* **Objective**
Quote, verbatim, all material below, without pictures.
[begin Available records]
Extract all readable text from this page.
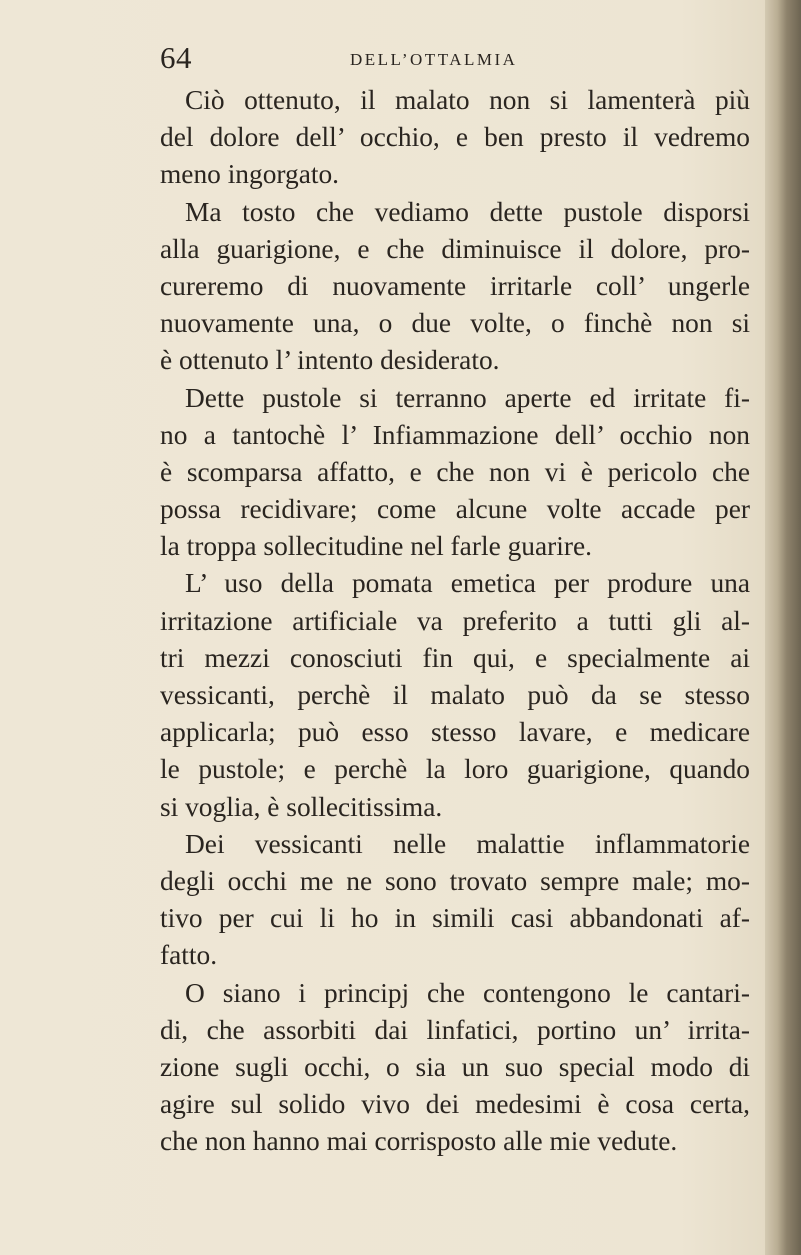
64	DELL’OTTALMIA
Ciò ottenuto, il malato non si lamenterà più
del dolore dell’ occhio, e ben presto il vedremo
meno ingorgato.
Ma tosto che vediamo dette pustole disporsi
alla guarigione, e che diminuisce il dolore, pro-
cureremo di nuovamente irritarle coll’ ungerle
nuovamente una, o due volte, o finchè non si
è ottenuto l’ intento desiderato.
Dette pustole si terranno aperte ed irritate fi-
no a tantochè l’ Infiammazione dell’ occhio non
è scomparsa affatto, e che non vi è pericolo che
possa recidivare; come alcune volte accade per
la troppa sollecitudine nel farle guarire.
L’ uso della pomata emetica per produre una
irritazione artificiale va preferito a tutti gli al-
tri mezzi conosciuti fin qui, e specialmente ai
vessicanti, perchè il malato può da se stesso
applicarla; può esso stesso lavare, e medicare
le pustole; e perchè la loro guarigione, quando
si voglia, è sollecitissima.
Dei vessicanti nelle malattie inflammatorie
degli occhi me ne sono trovato sempre male; mo-
tivo per cui li ho in simili casi abbandonati af-
fatto.
O siano i principj che contengono le cantari-
di, che assorbiti dai linfatici, portino un’ irrita-
zione sugli occhi, o sia un suo special modo di
agire sul solido vivo dei medesimi è cosa certa,
che non hanno mai corrisposto alle mie vedute.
[end Available records]
* **Solution for this exercise**
Extract all readable text from this page.
64	DELL’OTTALMIA
Ciò ottenuto, il malato non si lamenterà più
del dolore dell’ occhio, e ben presto il vedremo
meno ingorgato.
Ma tosto che vediamo dette pustole disporsi
alla guarigione, e che diminuisce il dolore, pro-
cureremo di nuovamente irritarle coll’ ungerle
nuovamente una, o due volte, o finchè non si
è ottenuto l’ intento desiderato.
Dette pustole si terranno aperte ed irritate fi-
no a tantochè l’ Infiammazione dell’ occhio non
è scomparsa affatto, e che non vi è pericolo che
possa recidivare; come alcune volte accade per
la troppa sollecitudine nel farle guarire.
L’ uso della pomata emetica per produre una
irritazione artificiale va preferito a tutti gli al-
tri mezzi conosciuti fin qui, e specialmente ai
vessicanti, perchè il malato può da se stesso
applicarla; può esso stesso lavare, e medicare
le pustole; e perchè la loro guarigione, quando
si voglia, è sollecitissima.
Dei vessicanti nelle malattie inflammatorie
degli occhi me ne sono trovato sempre male; mo-
tivo per cui li ho in simili casi abbandonati af-
fatto.
O siano i principj che contengono le cantari-
di, che assorbiti dai linfatici, portino un’ irrita-
zione sugli occhi, o sia un suo special modo di
agire sul solido vivo dei medesimi è cosa certa,
che non hanno mai corrisposto alle mie vedute.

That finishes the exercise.